⟨
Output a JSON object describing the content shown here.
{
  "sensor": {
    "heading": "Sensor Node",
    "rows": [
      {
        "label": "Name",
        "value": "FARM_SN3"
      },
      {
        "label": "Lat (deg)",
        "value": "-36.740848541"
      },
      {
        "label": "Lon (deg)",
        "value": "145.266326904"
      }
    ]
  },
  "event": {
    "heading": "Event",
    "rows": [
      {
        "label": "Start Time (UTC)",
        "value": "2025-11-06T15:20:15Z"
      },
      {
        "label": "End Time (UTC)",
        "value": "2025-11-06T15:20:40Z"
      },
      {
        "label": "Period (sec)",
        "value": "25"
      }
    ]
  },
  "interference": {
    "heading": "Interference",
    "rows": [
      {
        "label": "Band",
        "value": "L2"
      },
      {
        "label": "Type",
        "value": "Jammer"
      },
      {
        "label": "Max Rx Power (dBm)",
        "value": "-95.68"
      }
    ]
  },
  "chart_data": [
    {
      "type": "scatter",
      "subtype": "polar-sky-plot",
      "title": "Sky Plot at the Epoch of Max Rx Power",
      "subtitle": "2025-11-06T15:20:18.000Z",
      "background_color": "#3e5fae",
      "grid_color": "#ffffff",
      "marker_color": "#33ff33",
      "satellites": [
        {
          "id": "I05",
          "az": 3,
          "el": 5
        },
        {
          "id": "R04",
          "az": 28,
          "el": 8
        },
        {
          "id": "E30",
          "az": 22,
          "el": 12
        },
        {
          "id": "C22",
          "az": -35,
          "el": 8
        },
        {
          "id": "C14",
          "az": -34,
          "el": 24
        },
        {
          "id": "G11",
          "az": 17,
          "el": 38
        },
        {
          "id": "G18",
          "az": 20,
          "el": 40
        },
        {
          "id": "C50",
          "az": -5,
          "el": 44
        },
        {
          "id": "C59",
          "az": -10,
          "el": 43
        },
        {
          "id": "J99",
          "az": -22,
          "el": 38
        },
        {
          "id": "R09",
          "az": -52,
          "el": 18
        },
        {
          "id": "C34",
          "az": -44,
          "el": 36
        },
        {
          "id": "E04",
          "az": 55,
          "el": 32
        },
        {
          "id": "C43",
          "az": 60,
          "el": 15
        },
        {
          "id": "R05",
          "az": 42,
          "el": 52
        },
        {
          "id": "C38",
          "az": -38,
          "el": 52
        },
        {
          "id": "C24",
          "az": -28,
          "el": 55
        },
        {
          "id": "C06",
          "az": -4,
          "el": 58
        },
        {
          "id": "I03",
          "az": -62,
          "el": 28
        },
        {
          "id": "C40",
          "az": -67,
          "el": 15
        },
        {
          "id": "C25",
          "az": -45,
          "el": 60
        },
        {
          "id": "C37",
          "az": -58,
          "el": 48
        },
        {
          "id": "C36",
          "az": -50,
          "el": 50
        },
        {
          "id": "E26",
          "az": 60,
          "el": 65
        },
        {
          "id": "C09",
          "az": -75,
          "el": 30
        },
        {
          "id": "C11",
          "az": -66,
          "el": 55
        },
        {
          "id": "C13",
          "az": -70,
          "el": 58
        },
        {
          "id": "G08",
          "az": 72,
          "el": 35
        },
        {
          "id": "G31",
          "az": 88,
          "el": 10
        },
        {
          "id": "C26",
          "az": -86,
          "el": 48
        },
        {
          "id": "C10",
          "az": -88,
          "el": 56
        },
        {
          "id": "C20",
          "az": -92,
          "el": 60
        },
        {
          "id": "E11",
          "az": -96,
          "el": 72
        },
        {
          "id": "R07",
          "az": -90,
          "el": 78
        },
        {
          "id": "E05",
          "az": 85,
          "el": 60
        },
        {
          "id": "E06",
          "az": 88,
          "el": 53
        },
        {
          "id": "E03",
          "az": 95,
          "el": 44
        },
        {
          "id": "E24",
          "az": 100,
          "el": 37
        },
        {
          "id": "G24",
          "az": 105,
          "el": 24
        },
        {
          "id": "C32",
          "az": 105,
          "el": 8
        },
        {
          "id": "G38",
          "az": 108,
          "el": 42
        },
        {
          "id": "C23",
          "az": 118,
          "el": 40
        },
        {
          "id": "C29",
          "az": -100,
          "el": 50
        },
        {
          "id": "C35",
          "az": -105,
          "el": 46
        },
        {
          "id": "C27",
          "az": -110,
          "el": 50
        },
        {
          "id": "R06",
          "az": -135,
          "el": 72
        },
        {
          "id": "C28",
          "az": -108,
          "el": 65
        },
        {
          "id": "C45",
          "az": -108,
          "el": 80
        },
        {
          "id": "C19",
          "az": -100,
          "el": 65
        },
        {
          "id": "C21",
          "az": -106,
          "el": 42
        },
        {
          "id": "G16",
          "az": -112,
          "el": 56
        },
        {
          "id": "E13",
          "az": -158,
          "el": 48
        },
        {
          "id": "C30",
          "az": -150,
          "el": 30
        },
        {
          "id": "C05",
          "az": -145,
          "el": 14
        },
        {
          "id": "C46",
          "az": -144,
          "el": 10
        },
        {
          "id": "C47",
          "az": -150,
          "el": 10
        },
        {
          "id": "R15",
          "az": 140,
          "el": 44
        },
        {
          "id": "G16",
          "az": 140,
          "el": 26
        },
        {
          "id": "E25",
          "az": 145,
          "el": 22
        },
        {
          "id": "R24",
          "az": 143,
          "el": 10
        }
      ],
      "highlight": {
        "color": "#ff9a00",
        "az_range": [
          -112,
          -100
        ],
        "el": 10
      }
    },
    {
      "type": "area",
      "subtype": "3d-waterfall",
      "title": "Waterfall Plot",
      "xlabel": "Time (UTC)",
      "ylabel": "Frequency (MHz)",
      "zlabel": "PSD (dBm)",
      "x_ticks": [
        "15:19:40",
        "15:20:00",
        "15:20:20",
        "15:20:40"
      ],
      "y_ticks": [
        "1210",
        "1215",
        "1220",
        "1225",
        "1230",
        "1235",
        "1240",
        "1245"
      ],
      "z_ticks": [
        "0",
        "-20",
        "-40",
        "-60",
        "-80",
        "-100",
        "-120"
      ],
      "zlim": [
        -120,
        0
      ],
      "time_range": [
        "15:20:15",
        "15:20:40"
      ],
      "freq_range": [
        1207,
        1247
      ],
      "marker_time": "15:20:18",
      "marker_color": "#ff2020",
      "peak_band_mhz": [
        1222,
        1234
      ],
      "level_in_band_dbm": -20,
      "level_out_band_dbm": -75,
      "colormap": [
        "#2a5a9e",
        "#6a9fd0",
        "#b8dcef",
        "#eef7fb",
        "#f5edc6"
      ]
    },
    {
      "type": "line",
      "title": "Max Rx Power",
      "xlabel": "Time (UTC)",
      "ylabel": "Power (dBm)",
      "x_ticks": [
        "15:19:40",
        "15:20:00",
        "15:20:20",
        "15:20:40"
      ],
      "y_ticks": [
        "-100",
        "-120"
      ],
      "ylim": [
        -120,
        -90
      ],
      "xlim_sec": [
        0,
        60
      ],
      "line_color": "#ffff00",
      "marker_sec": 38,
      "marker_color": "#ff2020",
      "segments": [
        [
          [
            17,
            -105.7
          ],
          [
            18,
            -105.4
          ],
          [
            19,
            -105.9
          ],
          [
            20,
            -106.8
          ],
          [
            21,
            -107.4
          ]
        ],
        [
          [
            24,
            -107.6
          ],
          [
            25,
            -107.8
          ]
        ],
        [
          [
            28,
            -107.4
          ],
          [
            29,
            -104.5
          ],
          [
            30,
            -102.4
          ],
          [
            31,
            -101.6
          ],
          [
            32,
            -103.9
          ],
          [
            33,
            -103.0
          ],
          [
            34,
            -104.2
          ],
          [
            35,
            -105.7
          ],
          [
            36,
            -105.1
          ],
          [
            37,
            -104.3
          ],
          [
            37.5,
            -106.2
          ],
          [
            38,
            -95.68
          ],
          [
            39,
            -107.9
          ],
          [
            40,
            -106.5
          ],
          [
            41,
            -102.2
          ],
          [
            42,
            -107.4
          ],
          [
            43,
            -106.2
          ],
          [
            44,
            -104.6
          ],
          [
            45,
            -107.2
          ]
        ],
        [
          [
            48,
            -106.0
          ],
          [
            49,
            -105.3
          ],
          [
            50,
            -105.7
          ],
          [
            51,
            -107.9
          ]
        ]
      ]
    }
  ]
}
⟩
### WHAT IS BEING ASKED
Pull every line containing "value" out of the records.

### COMPLETE ANSWER
        "value": "FARM_SN3"
        "value": "-36.740848541"
        "value": "145.266326904"
        "value": "2025-11-06T15:20:15Z"
        "value": "2025-11-06T15:20:40Z"
        "value": "25"
        "value": "L2"
        "value": "Jammer"
        "value": "-95.68"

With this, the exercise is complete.